| Exercise |
Pictures do not belong in the copy; transcribe everything else in the records exactly.

| Source records |
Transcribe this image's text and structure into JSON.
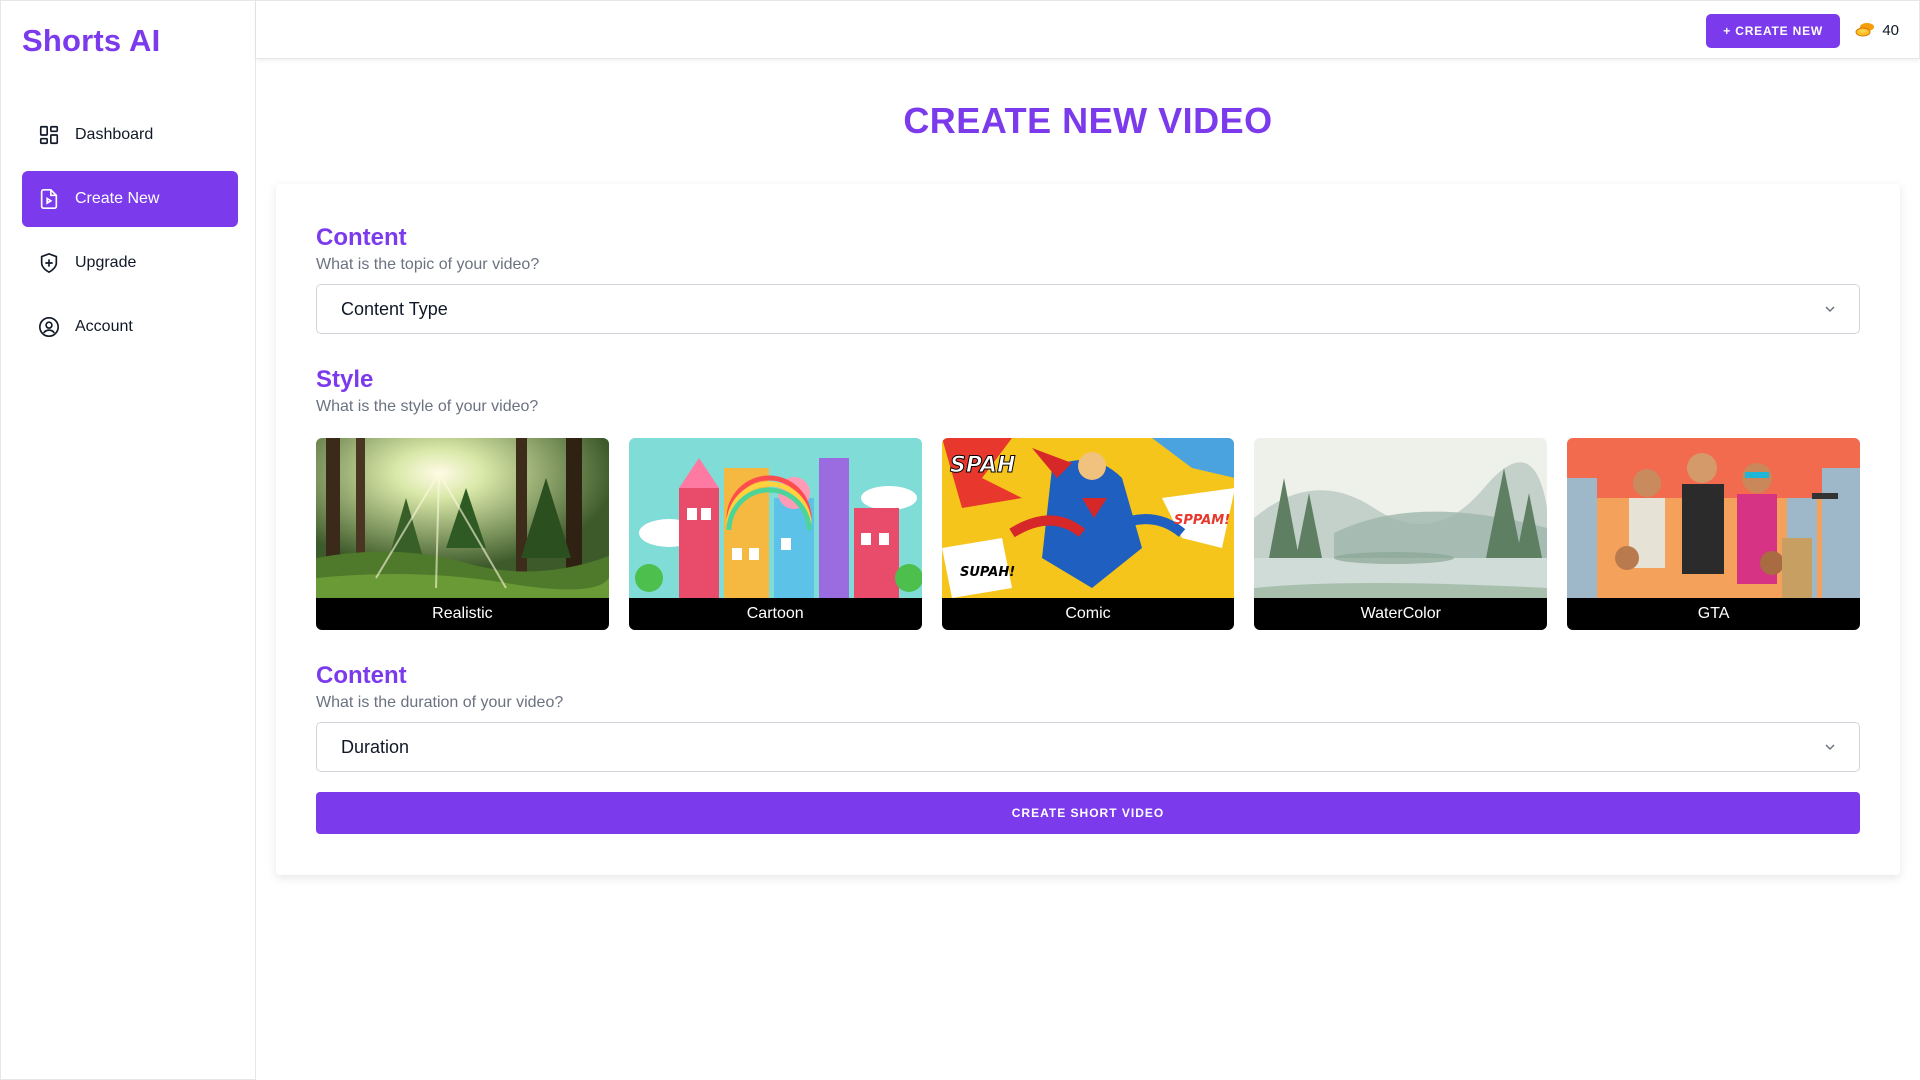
{
  "app": {
    "title": "Shorts AI"
  },
  "sidebar": {
    "items": [
      {
        "label": "Dashboard",
        "icon": "dashboard-grid-icon"
      },
      {
        "label": "Create New",
        "icon": "file-video-icon",
        "active": true
      },
      {
        "label": "Upgrade",
        "icon": "shield-plus-icon"
      },
      {
        "label": "Account",
        "icon": "user-circle-icon"
      }
    ]
  },
  "header": {
    "create_label": "+ CREATE NEW",
    "credits": "40",
    "credits_icon": "coins-icon"
  },
  "main": {
    "title": "CREATE NEW VIDEO",
    "content_section": {
      "title": "Content",
      "subtitle": "What is the topic of your video?",
      "placeholder": "Content Type"
    },
    "style_section": {
      "title": "Style",
      "subtitle": "What is the style of your video?",
      "options": [
        {
          "label": "Realistic"
        },
        {
          "label": "Cartoon"
        },
        {
          "label": "Comic"
        },
        {
          "label": "WaterColor"
        },
        {
          "label": "GTA"
        }
      ]
    },
    "duration_section": {
      "title": "Content",
      "subtitle": "What is the duration of your video?",
      "placeholder": "Duration"
    },
    "submit_label": "CREATE SHORT VIDEO"
  },
  "colors": {
    "accent": "#7c3aed",
    "text": "#111827",
    "muted": "#6b7280",
    "border": "#d1d5db"
  }
}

| Result for this task |
Transcribe this image's text and structure into JSON.
{
  "app": {
    "title": "Shorts AI"
  },
  "sidebar": {
    "items": [
      {
        "label": "Dashboard",
        "icon": "dashboard-grid-icon"
      },
      {
        "label": "Create New",
        "icon": "file-video-icon",
        "active": true
      },
      {
        "label": "Upgrade",
        "icon": "shield-plus-icon"
      },
      {
        "label": "Account",
        "icon": "user-circle-icon"
      }
    ]
  },
  "header": {
    "create_label": "+ CREATE NEW",
    "credits": "40",
    "credits_icon": "coins-icon"
  },
  "main": {
    "title": "CREATE NEW VIDEO",
    "content_section": {
      "title": "Content",
      "subtitle": "What is the topic of your video?",
      "placeholder": "Content Type"
    },
    "style_section": {
      "title": "Style",
      "subtitle": "What is the style of your video?",
      "options": [
        {
          "label": "Realistic"
        },
        {
          "label": "Cartoon"
        },
        {
          "label": "Comic"
        },
        {
          "label": "WaterColor"
        },
        {
          "label": "GTA"
        }
      ]
    },
    "duration_section": {
      "title": "Content",
      "subtitle": "What is the duration of your video?",
      "placeholder": "Duration"
    },
    "submit_label": "CREATE SHORT VIDEO"
  },
  "colors": {
    "accent": "#7c3aed",
    "text": "#111827",
    "muted": "#6b7280",
    "border": "#d1d5db"
  }
}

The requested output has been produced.